§ **DESCRIPTION OF THE TASK**:
Copy each line containing the word "Brazilians" from the records that follow, please.

§ **MATERIAL SHOWN**:
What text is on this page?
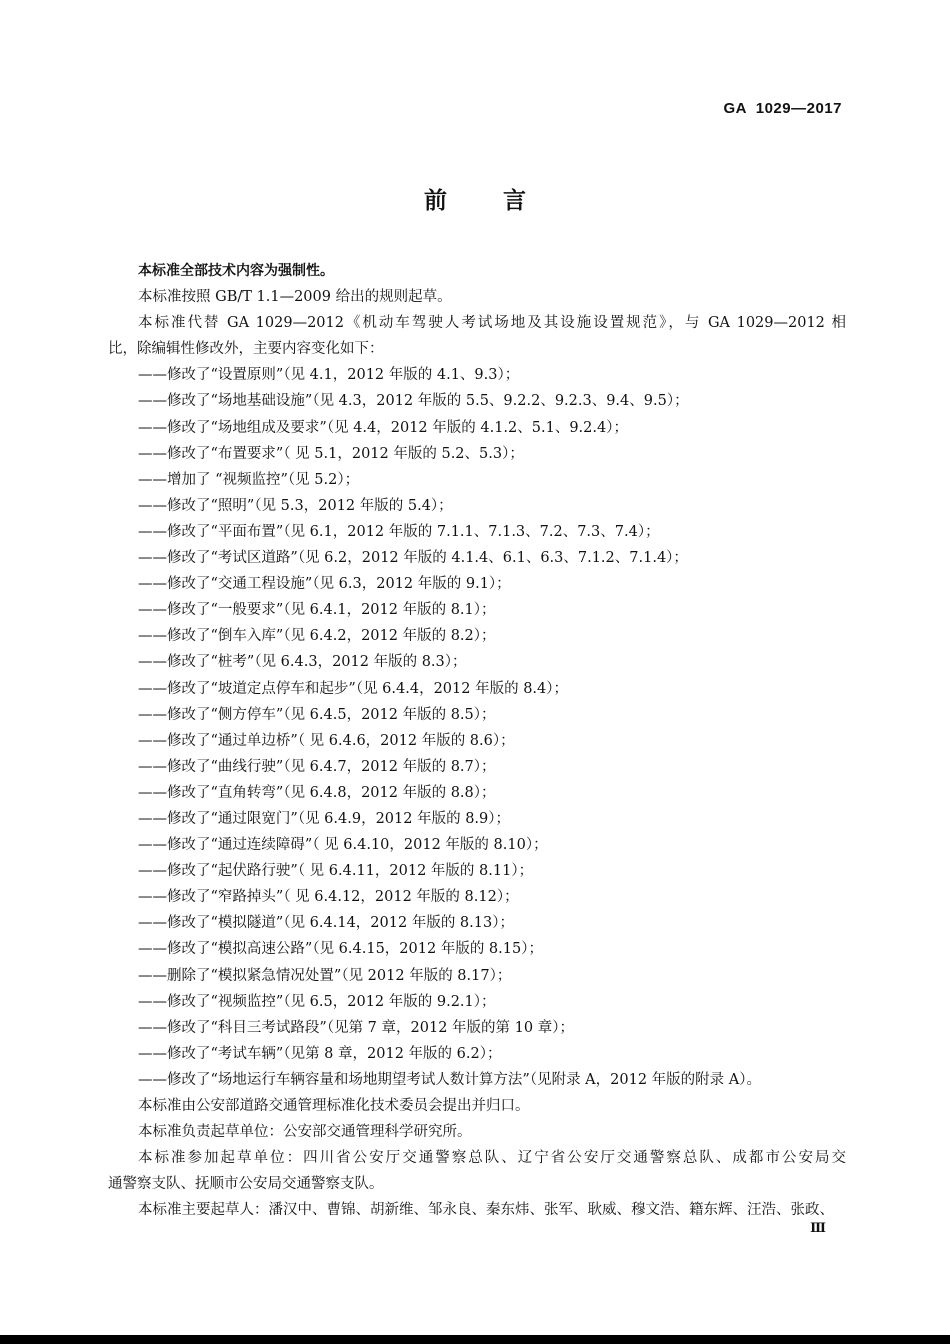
GA  1029—2017
前言
本标准全部技术内容为强制性。
本标准按照 GB/T 1.1—2009 给出的规则起草。
本标准代替 GA 1029—2012《机动车驾驶人考试场地及其设施设置规范》，与 GA 1029—2012 相
比，除编辑性修改外，主要内容变化如下：
——修改了“设置原则”（见 4.1，2012 年版的 4.1、9.3）；
——修改了“场地基础设施”（见 4.3，2012 年版的 5.5、9.2.2、9.2.3、9.4、9.5）；
——修改了“场地组成及要求”（见 4.4，2012 年版的 4.1.2、5.1、9.2.4）；
——修改了“布置要求”（ 见 5.1，2012 年版的 5.2、5.3）；
——增加了 “视频监控”（见 5.2）；
——修改了“照明”（见 5.3，2012 年版的 5.4）；
——修改了“平面布置”（见 6.1，2012 年版的 7.1.1、7.1.3、7.2、7.3、7.4）；
——修改了“考试区道路”（见 6.2，2012 年版的 4.1.4、6.1、6.3、7.1.2、7.1.4）；
——修改了“交通工程设施”（见 6.3，2012 年版的 9.1）；
——修改了“一般要求”（见 6.4.1，2012 年版的 8.1）；
——修改了“倒车入库”（见 6.4.2，2012 年版的 8.2）；
——修改了“桩考”（见 6.4.3，2012 年版的 8.3）；
——修改了“坡道定点停车和起步”（见 6.4.4，2012 年版的 8.4）；
——修改了“侧方停车”（见 6.4.5，2012 年版的 8.5）；
——修改了“通过单边桥”（ 见 6.4.6，2012 年版的 8.6）；
——修改了“曲线行驶”（见 6.4.7，2012 年版的 8.7）；
——修改了“直角转弯”（见 6.4.8，2012 年版的 8.8）；
——修改了“通过限宽门”（见 6.4.9，2012 年版的 8.9）；
——修改了“通过连续障碍”（ 见 6.4.10，2012 年版的 8.10）；
——修改了“起伏路行驶”（ 见 6.4.11，2012 年版的 8.11）；
——修改了“窄路掉头”（ 见 6.4.12，2012 年版的 8.12）；
——修改了“模拟隧道”（见 6.4.14，2012 年版的 8.13）；
——修改了“模拟高速公路”（见 6.4.15，2012 年版的 8.15）；
——删除了“模拟紧急情况处置”（见 2012 年版的 8.17）；
——修改了“视频监控”（见 6.5，2012 年版的 9.2.1）；
——修改了“科目三考试路段”（见第 7 章，2012 年版的第 10 章）；
——修改了“考试车辆”（见第 8 章，2012 年版的 6.2）；
——修改了“场地运行车辆容量和场地期望考试人数计算方法”（见附录 A，2012 年版的附录 A）。
本标准由公安部道路交通管理标准化技术委员会提出并归口。
本标准负责起草单位：公安部交通管理科学研究所。
本标准参加起草单位：四川省公安厅交通警察总队、辽宁省公安厅交通警察总队、成都市公安局交
通警察支队、抚顺市公安局交通警察支队。
本标准主要起草人：潘汉中、曹锦、胡新维、邹永良、秦东炜、张军、耿威、穆文浩、籍东辉、汪浩、张政、
Ⅲ
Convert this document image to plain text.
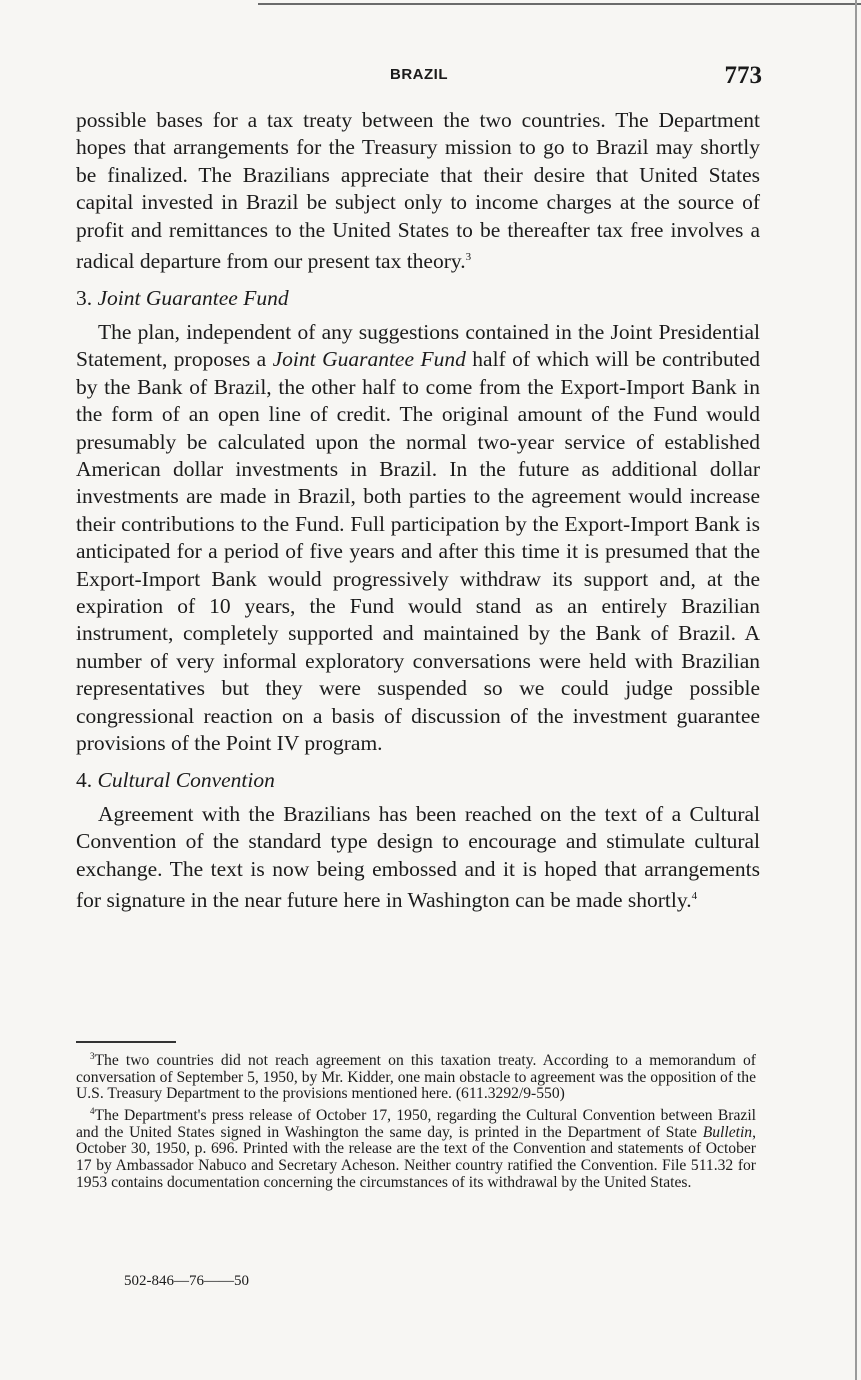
BRAZIL	773

possible bases for a tax treaty between the two countries. The Department hopes that arrangements for the Treasury mission to go to Brazil may shortly be finalized. The Brazilians appreciate that their desire that United States capital invested in Brazil be subject only to income charges at the source of profit and remittances to the United States to be thereafter tax free involves a radical departure from our present tax theory.$^3$

3. Joint Guarantee Fund

The plan, independent of any suggestions contained in the Joint Presidential Statement, proposes a Joint Guarantee Fund half of which will be contributed by the Bank of Brazil, the other half to come from the Export-Import Bank in the form of an open line of credit. The original amount of the Fund would presumably be calculated upon the normal two-year service of established American dollar investments in Brazil. In the future as additional dollar investments are made in Brazil, both parties to the agreement would increase their contributions to the Fund. Full participation by the Export-Import Bank is anticipated for a period of five years and after this time it is presumed that the Export-Import Bank would progressively withdraw its support and, at the expiration of 10 years, the Fund would stand as an entirely Brazilian instrument, completely supported and maintained by the Bank of Brazil. A number of very informal exploratory conversations were held with Brazilian representatives but they were suspended so we could judge possible congressional reaction on a basis of discussion of the investment guarantee provisions of the Point IV program.

4. Cultural Convention

Agreement with the Brazilians has been reached on the text of a Cultural Convention of the standard type design to encourage and stimulate cultural exchange. The text is now being embossed and it is hoped that arrangements for signature in the near future here in Washington can be made shortly.$^4$

$^3$The two countries did not reach agreement on this taxation treaty. According to a memorandum of conversation of September 5, 1950, by Mr. Kidder, one main obstacle to agreement was the opposition of the U.S. Treasury Department to the provisions mentioned here. (611.3292/9-550)

$^4$The Department's press release of October 17, 1950, regarding the Cultural Convention between Brazil and the United States signed in Washington the same day, is printed in the Department of State Bulletin, October 30, 1950, p. 696. Printed with the release are the text of the Convention and statements of October 17 by Ambassador Nabuco and Secretary Acheson. Neither country ratified the Convention. File 511.32 for 1953 contains documentation concerning the circumstances of its withdrawal by the United States.

502-846—76——50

§ **OUTPUT OF THE EXERCISE**:
possible bases for a tax treaty between the two countries. The Department hopes that arrangements for the Treasury mission to go to Brazil may shortly be finalized. The Brazilians appreciate that their desire that United States capital invested in Brazil be subject only to income charges at the source of profit and remittances to the United States to be thereafter tax free involves a radical departure from our present tax theory.$^3$
Agreement with the Brazilians has been reached on the text of a Cultural Convention of the standard type design to encourage and stimulate cultural exchange. The text is now being embossed and it is hoped that arrangements for signature in the near future here in Washington can be made shortly.$^4$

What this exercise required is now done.